-- start Listed records --
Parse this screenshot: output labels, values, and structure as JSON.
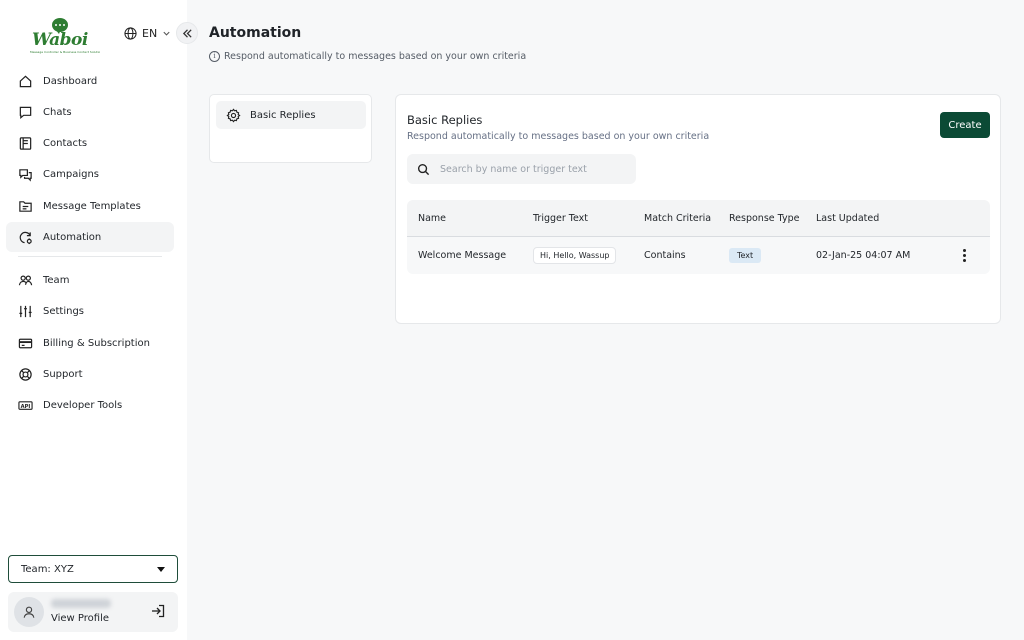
{
  "brand": {
    "name": "Waboi",
    "tagline": "Message Controller & Business Contact Solution"
  },
  "language": {
    "code": "EN"
  },
  "sidebar": {
    "items": [
      {
        "label": "Dashboard",
        "icon": "home-icon"
      },
      {
        "label": "Chats",
        "icon": "chat-icon"
      },
      {
        "label": "Contacts",
        "icon": "contacts-icon"
      },
      {
        "label": "Campaigns",
        "icon": "campaigns-icon"
      },
      {
        "label": "Message Templates",
        "icon": "template-icon"
      },
      {
        "label": "Automation",
        "icon": "automation-icon",
        "active": true
      },
      {
        "label": "Team",
        "icon": "team-icon"
      },
      {
        "label": "Settings",
        "icon": "settings-sliders-icon"
      },
      {
        "label": "Billing & Subscription",
        "icon": "credit-card-icon"
      },
      {
        "label": "Support",
        "icon": "lifebuoy-icon"
      },
      {
        "label": "Developer Tools",
        "icon": "api-icon"
      }
    ],
    "team_select": "Team: XYZ",
    "profile": {
      "view_label": "View Profile"
    }
  },
  "header": {
    "title": "Automation",
    "subtitle": "Respond automatically to messages based on your own criteria"
  },
  "left_panel": {
    "item_label": "Basic Replies"
  },
  "card": {
    "title": "Basic Replies",
    "subtitle": "Respond automatically to messages based on your own criteria",
    "create_label": "Create",
    "search_placeholder": "Search by name or trigger text"
  },
  "table": {
    "columns": [
      "Name",
      "Trigger Text",
      "Match Criteria",
      "Response Type",
      "Last Updated"
    ],
    "rows": [
      {
        "name": "Welcome Message",
        "trigger": "Hi, Hello, Wassup",
        "match": "Contains",
        "response_type": "Text",
        "updated": "02-Jan-25 04:07 AM"
      }
    ]
  },
  "colors": {
    "brand_green": "#2e7d32",
    "primary_button": "#0b4a35",
    "badge_bg": "#dbe9f5"
  }
}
-- end Listed records --
Short exercise:
Your task is to pick out every line with the string "subtitle" and copy it.

Solution:
    "subtitle": "Respond automatically to messages based on your own criteria"
    "subtitle": "Respond automatically to messages based on your own criteria",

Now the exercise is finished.